◆ **Your goal**
Transcribe the material exactly. Images do not belong in the copy.

Entries with figure data:
== == ==

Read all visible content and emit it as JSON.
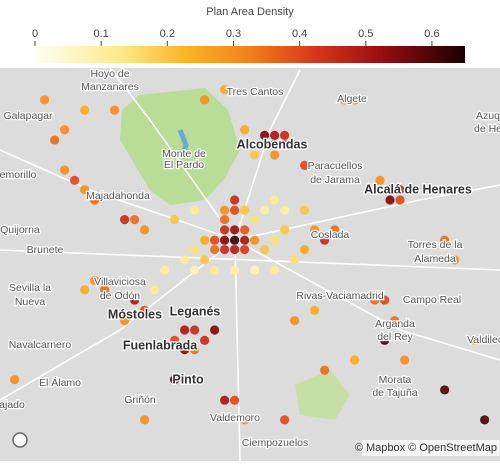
{
  "title": "Plan Area Density",
  "colorbar": {
    "range": [
      0,
      0.65
    ],
    "ticks": [
      0,
      0.1,
      0.2,
      0.3,
      0.4,
      0.5,
      0.6
    ],
    "colorscale": [
      [
        0,
        "#fffff2"
      ],
      [
        0.2,
        "#fde98a"
      ],
      [
        0.35,
        "#fcb524"
      ],
      [
        0.5,
        "#f2801a"
      ],
      [
        0.65,
        "#d9361b"
      ],
      [
        0.8,
        "#9e0e10"
      ],
      [
        1,
        "#1a0000"
      ]
    ]
  },
  "points": {
    "lon": [
      -3.745,
      -3.758,
      -3.732,
      -3.745,
      -3.745,
      -3.758,
      -3.732,
      -3.771,
      -3.758,
      -3.732,
      -3.719,
      -3.771,
      -3.784,
      -3.758,
      -3.745,
      -3.745,
      -3.758,
      -3.732,
      -3.706,
      -3.693,
      -3.797,
      -3.784,
      -3.771,
      -3.745,
      -3.719,
      -3.693,
      -3.667,
      -3.654,
      -3.628,
      -3.615,
      -3.641,
      -3.68,
      -3.706,
      -3.693,
      -3.68,
      -3.706,
      -3.693,
      -3.68,
      -3.667,
      -3.693,
      -3.719,
      -3.732,
      -3.654,
      -3.543,
      -3.53,
      -3.517,
      -3.543,
      -3.53,
      -3.556,
      -3.81,
      -3.797,
      -3.823,
      -3.81,
      -3.797,
      -3.823,
      -3.81,
      -3.771,
      -3.784,
      -3.758,
      -3.745,
      -3.732,
      -3.667,
      -3.641,
      -3.563,
      -3.55,
      -3.537,
      -3.55,
      -3.524,
      -3.875,
      -3.862,
      -3.888,
      -3.914,
      -3.927,
      -3.94,
      -3.888,
      -3.875,
      -3.862,
      -3.927,
      -3.94,
      -3.953,
      -3.966,
      -3.979,
      -3.966,
      -3.94,
      -3.901,
      -3.992,
      -3.784,
      -3.758,
      -3.602,
      -3.589,
      -3.472,
      -3.459,
      -3.628,
      -3.589,
      -3.68,
      -3.862,
      -3.472,
      -3.42,
      -3.433,
      -4.031,
      -3.797,
      -3.81,
      -3.719,
      -3.706,
      -3.693,
      -3.68,
      -3.654,
      -3.797,
      -3.823,
      -3.836,
      -3.849
    ],
    "lat": [
      40.436,
      40.436,
      40.436,
      40.447,
      40.426,
      40.426,
      40.426,
      40.436,
      40.447,
      40.447,
      40.436,
      40.426,
      40.436,
      40.458,
      40.468,
      40.479,
      40.468,
      40.468,
      40.426,
      40.436,
      40.426,
      40.415,
      40.404,
      40.404,
      40.404,
      40.404,
      40.415,
      40.426,
      40.436,
      40.447,
      40.447,
      40.447,
      40.548,
      40.548,
      40.548,
      40.538,
      40.538,
      40.538,
      40.538,
      40.527,
      40.527,
      40.554,
      40.516,
      40.49,
      40.49,
      40.49,
      40.479,
      40.479,
      40.5,
      40.34,
      40.34,
      40.329,
      40.319,
      40.319,
      40.287,
      40.287,
      40.34,
      40.329,
      40.265,
      40.265,
      40.244,
      40.35,
      40.361,
      40.372,
      40.372,
      40.35,
      40.329,
      40.308,
      40.372,
      40.361,
      40.35,
      40.383,
      40.393,
      40.383,
      40.458,
      40.458,
      40.447,
      40.479,
      40.49,
      40.5,
      40.511,
      40.543,
      40.554,
      40.575,
      40.575,
      40.586,
      40.586,
      40.597,
      40.586,
      40.586,
      40.436,
      40.415,
      40.297,
      40.308,
      40.244,
      40.244,
      40.276,
      40.244,
      40.329,
      40.287,
      40.404,
      40.415,
      40.458,
      40.468,
      40.479,
      40.468,
      40.468,
      40.468,
      40.458,
      40.404,
      40.383
    ],
    "values": [
      0.62,
      0.55,
      0.5,
      0.52,
      0.48,
      0.45,
      0.42,
      0.4,
      0.45,
      0.38,
      0.3,
      0.35,
      0.25,
      0.35,
      0.4,
      0.45,
      0.3,
      0.2,
      0.2,
      0.15,
      0.15,
      0.2,
      0.12,
      0.1,
      0.08,
      0.12,
      0.15,
      0.25,
      0.45,
      0.35,
      0.3,
      0.2,
      0.55,
      0.5,
      0.45,
      0.4,
      0.6,
      0.5,
      0.35,
      0.3,
      0.2,
      0.25,
      0.4,
      0.5,
      0.45,
      0.35,
      0.55,
      0.4,
      0.3,
      0.5,
      0.45,
      0.4,
      0.55,
      0.35,
      0.6,
      0.5,
      0.55,
      0.45,
      0.5,
      0.4,
      0.3,
      0.3,
      0.25,
      0.35,
      0.4,
      0.35,
      0.6,
      0.3,
      0.5,
      0.4,
      0.3,
      0.35,
      0.3,
      0.25,
      0.45,
      0.35,
      0.3,
      0.35,
      0.3,
      0.4,
      0.3,
      0.35,
      0.3,
      0.25,
      0.3,
      0.3,
      0.3,
      0.25,
      0.35,
      0.3,
      0.35,
      0.3,
      0.35,
      0.25,
      0.4,
      0.3,
      0.6,
      0.6,
      0.25,
      0.3,
      0.08,
      0.12,
      0.15,
      0.1,
      0.12,
      0.1,
      0.2,
      0.12,
      0.2,
      0.1,
      0.12
    ]
  },
  "places": [
    "Hoyo de",
    "Manzanares",
    "Galapagar",
    "Tres Cantos",
    "Algete",
    "Monte de",
    "El Pardo",
    "Alcobendas",
    "Paracuellos",
    "de Jarama",
    "Alcalá de Henares",
    "emorillo",
    "Majadahonda",
    "Quijorna",
    "Brunete",
    "Coslada",
    "Torres de la",
    "Alameda",
    "Sevilla la",
    "Nueva",
    "Villaviciosa",
    "de Odón",
    "Móstoles",
    "Leganés",
    "Rivas-Vaciamadrid",
    "Campo Real",
    "Navalcarnero",
    "Fuenlabrada",
    "Arganda",
    "del Rey",
    "Pinto",
    "Morata",
    "de Tajuña",
    "El Álamo",
    "Griñón",
    "Valdemoro",
    "Ciempozuelos",
    "ajado",
    "Azuq",
    "de He",
    "Valdilech"
  ],
  "attribution": "© Mapbox © OpenStreetMap"
}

== == ==

◆ **Response to the exercise**
Read all visible content and emit it as JSON.
{
  "title": "Plan Area Density",
  "colorbar": {
    "range": [
      0,
      0.65
    ],
    "ticks": [
      0,
      0.1,
      0.2,
      0.3,
      0.4,
      0.5,
      0.6
    ],
    "colorscale": [
      [
        0,
        "#fffff2"
      ],
      [
        0.2,
        "#fde98a"
      ],
      [
        0.35,
        "#fcb524"
      ],
      [
        0.5,
        "#f2801a"
      ],
      [
        0.65,
        "#d9361b"
      ],
      [
        0.8,
        "#9e0e10"
      ],
      [
        1,
        "#1a0000"
      ]
    ]
  },
  "points": {
    "lon": [
      -3.745,
      -3.758,
      -3.732,
      -3.745,
      -3.745,
      -3.758,
      -3.732,
      -3.771,
      -3.758,
      -3.732,
      -3.719,
      -3.771,
      -3.784,
      -3.758,
      -3.745,
      -3.745,
      -3.758,
      -3.732,
      -3.706,
      -3.693,
      -3.797,
      -3.784,
      -3.771,
      -3.745,
      -3.719,
      -3.693,
      -3.667,
      -3.654,
      -3.628,
      -3.615,
      -3.641,
      -3.68,
      -3.706,
      -3.693,
      -3.68,
      -3.706,
      -3.693,
      -3.68,
      -3.667,
      -3.693,
      -3.719,
      -3.732,
      -3.654,
      -3.543,
      -3.53,
      -3.517,
      -3.543,
      -3.53,
      -3.556,
      -3.81,
      -3.797,
      -3.823,
      -3.81,
      -3.797,
      -3.823,
      -3.81,
      -3.771,
      -3.784,
      -3.758,
      -3.745,
      -3.732,
      -3.667,
      -3.641,
      -3.563,
      -3.55,
      -3.537,
      -3.55,
      -3.524,
      -3.875,
      -3.862,
      -3.888,
      -3.914,
      -3.927,
      -3.94,
      -3.888,
      -3.875,
      -3.862,
      -3.927,
      -3.94,
      -3.953,
      -3.966,
      -3.979,
      -3.966,
      -3.94,
      -3.901,
      -3.992,
      -3.784,
      -3.758,
      -3.602,
      -3.589,
      -3.472,
      -3.459,
      -3.628,
      -3.589,
      -3.68,
      -3.862,
      -3.472,
      -3.42,
      -3.433,
      -4.031,
      -3.797,
      -3.81,
      -3.719,
      -3.706,
      -3.693,
      -3.68,
      -3.654,
      -3.797,
      -3.823,
      -3.836,
      -3.849
    ],
    "lat": [
      40.436,
      40.436,
      40.436,
      40.447,
      40.426,
      40.426,
      40.426,
      40.436,
      40.447,
      40.447,
      40.436,
      40.426,
      40.436,
      40.458,
      40.468,
      40.479,
      40.468,
      40.468,
      40.426,
      40.436,
      40.426,
      40.415,
      40.404,
      40.404,
      40.404,
      40.404,
      40.415,
      40.426,
      40.436,
      40.447,
      40.447,
      40.447,
      40.548,
      40.548,
      40.548,
      40.538,
      40.538,
      40.538,
      40.538,
      40.527,
      40.527,
      40.554,
      40.516,
      40.49,
      40.49,
      40.49,
      40.479,
      40.479,
      40.5,
      40.34,
      40.34,
      40.329,
      40.319,
      40.319,
      40.287,
      40.287,
      40.34,
      40.329,
      40.265,
      40.265,
      40.244,
      40.35,
      40.361,
      40.372,
      40.372,
      40.35,
      40.329,
      40.308,
      40.372,
      40.361,
      40.35,
      40.383,
      40.393,
      40.383,
      40.458,
      40.458,
      40.447,
      40.479,
      40.49,
      40.5,
      40.511,
      40.543,
      40.554,
      40.575,
      40.575,
      40.586,
      40.586,
      40.597,
      40.586,
      40.586,
      40.436,
      40.415,
      40.297,
      40.308,
      40.244,
      40.244,
      40.276,
      40.244,
      40.329,
      40.287,
      40.404,
      40.415,
      40.458,
      40.468,
      40.479,
      40.468,
      40.468,
      40.468,
      40.458,
      40.404,
      40.383
    ],
    "values": [
      0.62,
      0.55,
      0.5,
      0.52,
      0.48,
      0.45,
      0.42,
      0.4,
      0.45,
      0.38,
      0.3,
      0.35,
      0.25,
      0.35,
      0.4,
      0.45,
      0.3,
      0.2,
      0.2,
      0.15,
      0.15,
      0.2,
      0.12,
      0.1,
      0.08,
      0.12,
      0.15,
      0.25,
      0.45,
      0.35,
      0.3,
      0.2,
      0.55,
      0.5,
      0.45,
      0.4,
      0.6,
      0.5,
      0.35,
      0.3,
      0.2,
      0.25,
      0.4,
      0.5,
      0.45,
      0.35,
      0.55,
      0.4,
      0.3,
      0.5,
      0.45,
      0.4,
      0.55,
      0.35,
      0.6,
      0.5,
      0.55,
      0.45,
      0.5,
      0.4,
      0.3,
      0.3,
      0.25,
      0.35,
      0.4,
      0.35,
      0.6,
      0.3,
      0.5,
      0.4,
      0.3,
      0.35,
      0.3,
      0.25,
      0.45,
      0.35,
      0.3,
      0.35,
      0.3,
      0.4,
      0.3,
      0.35,
      0.3,
      0.25,
      0.3,
      0.3,
      0.3,
      0.25,
      0.35,
      0.3,
      0.35,
      0.3,
      0.35,
      0.25,
      0.4,
      0.3,
      0.6,
      0.6,
      0.25,
      0.3,
      0.08,
      0.12,
      0.15,
      0.1,
      0.12,
      0.1,
      0.2,
      0.12,
      0.2,
      0.1,
      0.12
    ]
  },
  "places": [
    "Hoyo de",
    "Manzanares",
    "Galapagar",
    "Tres Cantos",
    "Algete",
    "Monte de",
    "El Pardo",
    "Alcobendas",
    "Paracuellos",
    "de Jarama",
    "Alcalá de Henares",
    "emorillo",
    "Majadahonda",
    "Quijorna",
    "Brunete",
    "Coslada",
    "Torres de la",
    "Alameda",
    "Sevilla la",
    "Nueva",
    "Villaviciosa",
    "de Odón",
    "Móstoles",
    "Leganés",
    "Rivas-Vaciamadrid",
    "Campo Real",
    "Navalcarnero",
    "Fuenlabrada",
    "Arganda",
    "del Rey",
    "Pinto",
    "Morata",
    "de Tajuña",
    "El Álamo",
    "Griñón",
    "Valdemoro",
    "Ciempozuelos",
    "ajado",
    "Azuq",
    "de He",
    "Valdilech"
  ],
  "attribution": "© Mapbox © OpenStreetMap"
}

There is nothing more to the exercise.